(Data to process)

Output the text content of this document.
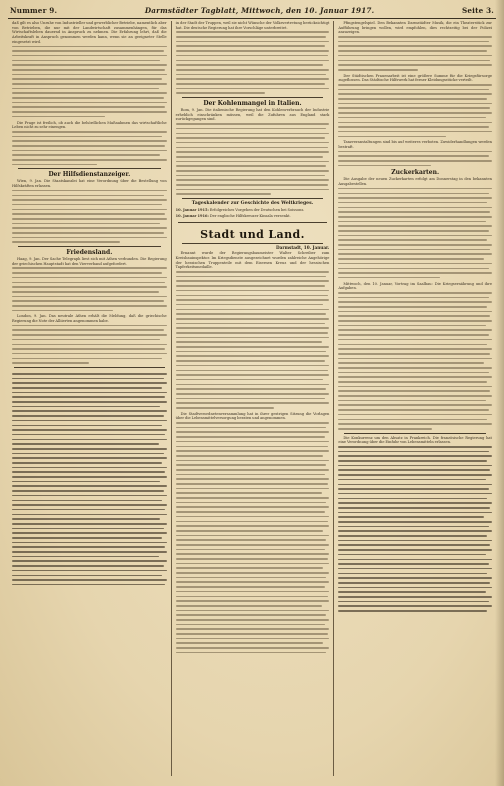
Nummer 9.	Darmstädter Tagblatt, Mittwoch, den 10. Januar 1917.	Seite 3.

daß gilt es also Unruhe von Industrieller und gewerblicher Betriebe, namentlich aber von Betrieben, die nur mit der Landwirtschaft zusammenhängen, für das Wirtschaftsleben dauernd in Anspruch zu nehmen. Die Erfahrung lehrt, daß die Arbeitskraft in Anspruch genommen werden kann, wenn sie an geeigneter Stelle eingesetzt wird.

Die Frage ist freilich, ob auch die behördlichen Maßnahmen das wirtschaftliche Leben nicht zu sehr einengen.

Der Hilfsdienstanzeiger.

Wien, 9. Jan. Die Staatskanzlei hat eine Verordnung über die Bestellung von Hilfskräften erlassen.

Friedensland.

Haag, 9. Jan. Der Sache Telegraph liest sich mit Athen verbunden. Die Regierung der griechischen Hauptstadt hat den Vierverband aufgefordert.

London, 9. Jan. Das neutrale Athen erhält die Meldung, daß die griechische Regierung die Note der Alliierten angenommen habe.

in der Stadt der Truppen, weil sie nicht Wünsche der Volksvertretung berücksichtigt hat. Die deutsche Regierung hat ihre Vorschläge unterbreitet.

Der Kohlenmangel in Italien.

Rom, 9. Jan. Die italienische Regierung hat den Kohlenverbrauch der Industrie erheblich einschränken müssen, weil die Zufuhren aus England stark zurückgegangen sind.

Tageskalender zur Geschichte des Weltkrieges.

10. Januar 1915: Erfolgreiches Vorgehen der Deutschen bei Soissons.

10. Januar 1916: Der englische Hilfskreuzer Kinsala versenkt.

Stadt und Land.
Darmstadt, 10. Januar.

Ernannt wurde der Regierungsbaumeister Walter Schreiber zum Kreisbauinspektor. Im Kriegsdienste ausgezeichnet wurden zahlreiche Angehörige der hessischen Truppenteile mit dem Eisernen Kreuz und der hessischen Tapferkeitsmedaille.

Die Stadtverordnetenversammlung hat in ihrer gestrigen Sitzung die Vorlagen über die Lebensmittelversorgung beraten und angenommen.

Pfingstengelspiel. Den Bekannten Darmstädter Musik, die ein Theaterstück zur Aufführung bringen wollen, wird empfohlen, dies rechtzeitig bei der Polizei anzuzeigen.

Der Städtischen Frauenarbeit ist eine größere Summe für die Kriegsfürsorge zugeflossen. Das Städtische Hilfswerk hat ferner Kleidungsstücke verteilt.

Tanzveranstaltungen sind bis auf weiteres verboten. Zuwiderhandlungen werden bestraft.

Zuckerkarten.

Die Ausgabe der neuen Zuckerkarten erfolgt am Donnerstag in den bekannten Ausgabestellen.

Mittwoch, den 10. Januar, Vortrag im Saalbau: Die Kriegsernährung und ihre Aufgaben.

Die Konkurrenz um den Absatz in Frankreich. Die französische Regierung hat eine Verordnung über die Einfuhr von Lebensmitteln erlassen.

(End Data to process)

Apply a filter for "Zuckerkarten" to the data above, then copy each line that matches.

Zuckerkarten.
Die Ausgabe der neuen Zuckerkarten erfolgt am Donnerstag in den bekannten Ausgabestellen.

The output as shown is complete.